*Given data*:
>> Start

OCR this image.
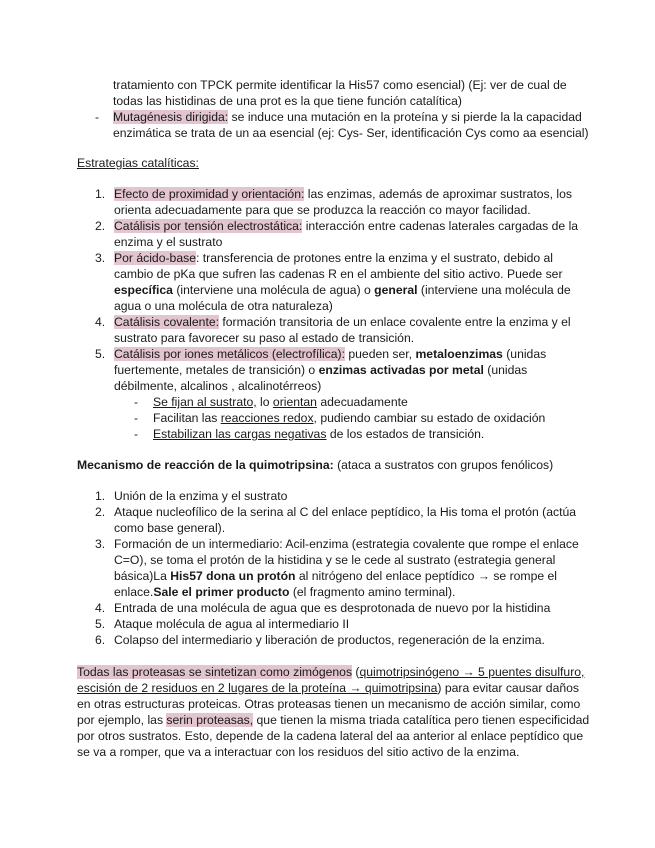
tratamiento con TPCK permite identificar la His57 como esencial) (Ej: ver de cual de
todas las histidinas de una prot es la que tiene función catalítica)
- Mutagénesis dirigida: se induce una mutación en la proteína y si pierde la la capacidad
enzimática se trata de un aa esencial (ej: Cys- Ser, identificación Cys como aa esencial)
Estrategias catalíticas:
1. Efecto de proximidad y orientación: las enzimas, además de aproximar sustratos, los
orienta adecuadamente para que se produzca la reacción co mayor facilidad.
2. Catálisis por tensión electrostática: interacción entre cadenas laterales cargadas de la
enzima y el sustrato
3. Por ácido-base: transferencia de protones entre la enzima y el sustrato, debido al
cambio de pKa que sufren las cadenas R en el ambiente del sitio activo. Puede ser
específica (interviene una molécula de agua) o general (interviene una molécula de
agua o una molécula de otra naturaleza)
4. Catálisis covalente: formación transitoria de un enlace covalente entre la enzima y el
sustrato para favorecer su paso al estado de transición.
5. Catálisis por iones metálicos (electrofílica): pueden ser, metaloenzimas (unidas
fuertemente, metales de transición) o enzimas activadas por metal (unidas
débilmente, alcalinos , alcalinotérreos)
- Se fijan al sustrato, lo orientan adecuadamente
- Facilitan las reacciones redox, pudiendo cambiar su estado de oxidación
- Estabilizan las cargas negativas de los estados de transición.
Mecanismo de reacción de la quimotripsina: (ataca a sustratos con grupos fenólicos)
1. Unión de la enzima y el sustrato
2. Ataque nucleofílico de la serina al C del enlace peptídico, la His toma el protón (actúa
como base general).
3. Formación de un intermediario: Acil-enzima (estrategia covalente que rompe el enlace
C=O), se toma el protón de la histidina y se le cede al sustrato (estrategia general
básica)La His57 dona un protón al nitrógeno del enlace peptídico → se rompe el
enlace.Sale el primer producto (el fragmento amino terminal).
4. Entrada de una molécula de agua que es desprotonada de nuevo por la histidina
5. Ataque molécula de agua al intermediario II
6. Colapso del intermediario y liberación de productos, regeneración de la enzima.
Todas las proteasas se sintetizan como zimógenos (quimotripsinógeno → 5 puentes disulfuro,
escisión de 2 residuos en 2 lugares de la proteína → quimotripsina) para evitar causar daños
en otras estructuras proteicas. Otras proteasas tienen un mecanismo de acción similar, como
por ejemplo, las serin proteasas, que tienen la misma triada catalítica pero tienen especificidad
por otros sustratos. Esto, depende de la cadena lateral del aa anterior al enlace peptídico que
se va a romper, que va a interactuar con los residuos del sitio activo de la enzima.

>> End

*Exercise task*: Locate all lines holding the word "cadenas", then copy them out.

*Output for this exercise*:
2. Catálisis por tensión electrostática: interacción entre cadenas laterales cargadas de la
cambio de pKa que sufren las cadenas R en el ambiente del sitio activo. Puede ser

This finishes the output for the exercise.